Written request> Write the material out again, line by line, exactly as it is.

Record list>
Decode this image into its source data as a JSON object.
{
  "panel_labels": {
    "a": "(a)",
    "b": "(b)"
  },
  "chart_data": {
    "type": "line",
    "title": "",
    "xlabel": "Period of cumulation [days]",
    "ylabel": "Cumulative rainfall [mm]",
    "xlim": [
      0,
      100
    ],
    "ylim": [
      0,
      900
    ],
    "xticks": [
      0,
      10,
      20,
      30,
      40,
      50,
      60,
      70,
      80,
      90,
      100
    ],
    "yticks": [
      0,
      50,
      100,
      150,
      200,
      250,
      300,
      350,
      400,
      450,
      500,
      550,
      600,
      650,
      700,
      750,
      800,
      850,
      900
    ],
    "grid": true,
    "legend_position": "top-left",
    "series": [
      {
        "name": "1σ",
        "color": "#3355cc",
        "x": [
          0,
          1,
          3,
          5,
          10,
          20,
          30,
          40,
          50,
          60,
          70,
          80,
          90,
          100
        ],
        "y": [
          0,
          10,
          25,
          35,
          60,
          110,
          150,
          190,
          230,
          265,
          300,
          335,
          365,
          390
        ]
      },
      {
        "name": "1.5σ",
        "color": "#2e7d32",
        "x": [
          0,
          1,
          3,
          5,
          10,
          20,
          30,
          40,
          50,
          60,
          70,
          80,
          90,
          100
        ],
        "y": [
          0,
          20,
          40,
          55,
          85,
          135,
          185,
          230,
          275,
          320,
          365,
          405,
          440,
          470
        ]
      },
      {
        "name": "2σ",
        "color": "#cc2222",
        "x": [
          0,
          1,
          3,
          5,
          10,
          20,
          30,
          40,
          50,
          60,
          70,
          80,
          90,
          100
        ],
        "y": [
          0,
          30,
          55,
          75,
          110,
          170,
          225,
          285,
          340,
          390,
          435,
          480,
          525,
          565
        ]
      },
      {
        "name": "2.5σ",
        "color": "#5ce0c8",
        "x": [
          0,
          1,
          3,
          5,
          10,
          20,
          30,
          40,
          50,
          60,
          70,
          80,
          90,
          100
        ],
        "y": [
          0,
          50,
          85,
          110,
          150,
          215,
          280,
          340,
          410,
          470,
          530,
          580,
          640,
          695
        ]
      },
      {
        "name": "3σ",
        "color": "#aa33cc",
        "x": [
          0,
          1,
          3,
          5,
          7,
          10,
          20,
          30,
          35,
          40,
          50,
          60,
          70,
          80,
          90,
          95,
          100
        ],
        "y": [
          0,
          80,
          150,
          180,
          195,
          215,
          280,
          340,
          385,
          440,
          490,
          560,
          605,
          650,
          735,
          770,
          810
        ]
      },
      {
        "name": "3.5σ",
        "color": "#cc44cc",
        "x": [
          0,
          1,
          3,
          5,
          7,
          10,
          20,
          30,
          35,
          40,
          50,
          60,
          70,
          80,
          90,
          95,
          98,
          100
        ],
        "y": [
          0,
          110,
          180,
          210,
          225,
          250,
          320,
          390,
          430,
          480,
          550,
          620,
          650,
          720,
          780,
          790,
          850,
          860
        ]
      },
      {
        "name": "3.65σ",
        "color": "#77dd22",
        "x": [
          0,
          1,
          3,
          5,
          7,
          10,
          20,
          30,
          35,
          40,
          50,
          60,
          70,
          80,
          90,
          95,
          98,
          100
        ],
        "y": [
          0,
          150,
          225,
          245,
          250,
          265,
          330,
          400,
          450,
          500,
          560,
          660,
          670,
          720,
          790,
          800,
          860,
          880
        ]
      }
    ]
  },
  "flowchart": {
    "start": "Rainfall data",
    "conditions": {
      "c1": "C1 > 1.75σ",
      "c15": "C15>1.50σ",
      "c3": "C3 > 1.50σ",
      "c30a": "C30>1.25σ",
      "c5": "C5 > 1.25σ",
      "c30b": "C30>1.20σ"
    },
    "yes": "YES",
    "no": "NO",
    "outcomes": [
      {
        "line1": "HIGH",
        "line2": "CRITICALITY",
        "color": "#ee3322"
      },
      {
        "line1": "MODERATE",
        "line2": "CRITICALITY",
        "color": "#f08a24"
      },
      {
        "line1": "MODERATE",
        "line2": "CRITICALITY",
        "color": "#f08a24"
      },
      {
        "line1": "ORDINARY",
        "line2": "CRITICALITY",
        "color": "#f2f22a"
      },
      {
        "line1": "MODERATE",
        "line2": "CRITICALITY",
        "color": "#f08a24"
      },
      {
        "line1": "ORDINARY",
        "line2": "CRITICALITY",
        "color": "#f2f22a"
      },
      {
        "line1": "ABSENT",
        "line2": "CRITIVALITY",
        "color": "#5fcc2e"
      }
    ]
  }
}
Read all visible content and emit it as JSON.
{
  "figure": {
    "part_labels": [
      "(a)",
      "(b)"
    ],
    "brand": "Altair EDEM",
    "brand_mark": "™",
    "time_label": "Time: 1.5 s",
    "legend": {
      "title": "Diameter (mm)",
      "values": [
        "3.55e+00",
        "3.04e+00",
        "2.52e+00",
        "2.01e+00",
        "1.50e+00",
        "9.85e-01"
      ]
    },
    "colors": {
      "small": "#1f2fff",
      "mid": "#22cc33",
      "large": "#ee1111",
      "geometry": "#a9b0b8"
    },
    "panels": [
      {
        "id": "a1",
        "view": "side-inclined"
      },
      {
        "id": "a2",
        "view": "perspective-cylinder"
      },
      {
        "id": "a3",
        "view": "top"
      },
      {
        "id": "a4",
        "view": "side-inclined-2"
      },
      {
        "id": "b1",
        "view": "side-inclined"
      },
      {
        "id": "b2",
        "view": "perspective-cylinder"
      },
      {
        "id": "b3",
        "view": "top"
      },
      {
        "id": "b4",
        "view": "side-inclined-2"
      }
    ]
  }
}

Worked solution>
Decode this image into its source data as a JSON object.
{
  "panel_labels": {
    "a": "(a)",
    "b": "(b)"
  },
  "chart_data": {
    "type": "line",
    "title": "",
    "xlabel": "Period of cumulation [days]",
    "ylabel": "Cumulative rainfall [mm]",
    "xlim": [
      0,
      100
    ],
    "ylim": [
      0,
      900
    ],
    "xticks": [
      0,
      10,
      20,
      30,
      40,
      50,
      60,
      70,
      80,
      90,
      100
    ],
    "yticks": [
      0,
      50,
      100,
      150,
      200,
      250,
      300,
      350,
      400,
      450,
      500,
      550,
      600,
      650,
      700,
      750,
      800,
      850,
      900
    ],
    "grid": true,
    "legend_position": "top-left",
    "series": [
      {
        "name": "1σ",
        "color": "#3355cc",
        "x": [
          0,
          1,
          3,
          5,
          10,
          20,
          30,
          40,
          50,
          60,
          70,
          80,
          90,
          100
        ],
        "y": [
          0,
          10,
          25,
          35,
          60,
          110,
          150,
          190,
          230,
          265,
          300,
          335,
          365,
          390
        ]
      },
      {
        "name": "1.5σ",
        "color": "#2e7d32",
        "x": [
          0,
          1,
          3,
          5,
          10,
          20,
          30,
          40,
          50,
          60,
          70,
          80,
          90,
          100
        ],
        "y": [
          0,
          20,
          40,
          55,
          85,
          135,
          185,
          230,
          275,
          320,
          365,
          405,
          440,
          470
        ]
      },
      {
        "name": "2σ",
        "color": "#cc2222",
        "x": [
          0,
          1,
          3,
          5,
          10,
          20,
          30,
          40,
          50,
          60,
          70,
          80,
          90,
          100
        ],
        "y": [
          0,
          30,
          55,
          75,
          110,
          170,
          225,
          285,
          340,
          390,
          435,
          480,
          525,
          565
        ]
      },
      {
        "name": "2.5σ",
        "color": "#5ce0c8",
        "x": [
          0,
          1,
          3,
          5,
          10,
          20,
          30,
          40,
          50,
          60,
          70,
          80,
          90,
          100
        ],
        "y": [
          0,
          50,
          85,
          110,
          150,
          215,
          280,
          340,
          410,
          470,
          530,
          580,
          640,
          695
        ]
      },
      {
        "name": "3σ",
        "color": "#aa33cc",
        "x": [
          0,
          1,
          3,
          5,
          7,
          10,
          20,
          30,
          35,
          40,
          50,
          60,
          70,
          80,
          90,
          95,
          100
        ],
        "y": [
          0,
          80,
          150,
          180,
          195,
          215,
          280,
          340,
          385,
          440,
          490,
          560,
          605,
          650,
          735,
          770,
          810
        ]
      },
      {
        "name": "3.5σ",
        "color": "#cc44cc",
        "x": [
          0,
          1,
          3,
          5,
          7,
          10,
          20,
          30,
          35,
          40,
          50,
          60,
          70,
          80,
          90,
          95,
          98,
          100
        ],
        "y": [
          0,
          110,
          180,
          210,
          225,
          250,
          320,
          390,
          430,
          480,
          550,
          620,
          650,
          720,
          780,
          790,
          850,
          860
        ]
      },
      {
        "name": "3.65σ",
        "color": "#77dd22",
        "x": [
          0,
          1,
          3,
          5,
          7,
          10,
          20,
          30,
          35,
          40,
          50,
          60,
          70,
          80,
          90,
          95,
          98,
          100
        ],
        "y": [
          0,
          150,
          225,
          245,
          250,
          265,
          330,
          400,
          450,
          500,
          560,
          660,
          670,
          720,
          790,
          800,
          860,
          880
        ]
      }
    ]
  },
  "flowchart": {
    "start": "Rainfall data",
    "conditions": {
      "c1": "C1 > 1.75σ",
      "c15": "C15>1.50σ",
      "c3": "C3 > 1.50σ",
      "c30a": "C30>1.25σ",
      "c5": "C5 > 1.25σ",
      "c30b": "C30>1.20σ"
    },
    "yes": "YES",
    "no": "NO",
    "outcomes": [
      {
        "line1": "HIGH",
        "line2": "CRITICALITY",
        "color": "#ee3322"
      },
      {
        "line1": "MODERATE",
        "line2": "CRITICALITY",
        "color": "#f08a24"
      },
      {
        "line1": "MODERATE",
        "line2": "CRITICALITY",
        "color": "#f08a24"
      },
      {
        "line1": "ORDINARY",
        "line2": "CRITICALITY",
        "color": "#f2f22a"
      },
      {
        "line1": "MODERATE",
        "line2": "CRITICALITY",
        "color": "#f08a24"
      },
      {
        "line1": "ORDINARY",
        "line2": "CRITICALITY",
        "color": "#f2f22a"
      },
      {
        "line1": "ABSENT",
        "line2": "CRITIVALITY",
        "color": "#5fcc2e"
      }
    ]
  }
}
Read all visible content and emit it as JSON.
{
  "figure": {
    "part_labels": [
      "(a)",
      "(b)"
    ],
    "brand": "Altair EDEM",
    "brand_mark": "™",
    "time_label": "Time: 1.5 s",
    "legend": {
      "title": "Diameter (mm)",
      "values": [
        "3.55e+00",
        "3.04e+00",
        "2.52e+00",
        "2.01e+00",
        "1.50e+00",
        "9.85e-01"
      ]
    },
    "colors": {
      "small": "#1f2fff",
      "mid": "#22cc33",
      "large": "#ee1111",
      "geometry": "#a9b0b8"
    },
    "panels": [
      {
        "id": "a1",
        "view": "side-inclined"
      },
      {
        "id": "a2",
        "view": "perspective-cylinder"
      },
      {
        "id": "a3",
        "view": "top"
      },
      {
        "id": "a4",
        "view": "side-inclined-2"
      },
      {
        "id": "b1",
        "view": "side-inclined"
      },
      {
        "id": "b2",
        "view": "perspective-cylinder"
      },
      {
        "id": "b3",
        "view": "top"
      },
      {
        "id": "b4",
        "view": "side-inclined-2"
      }
    ]
  }
}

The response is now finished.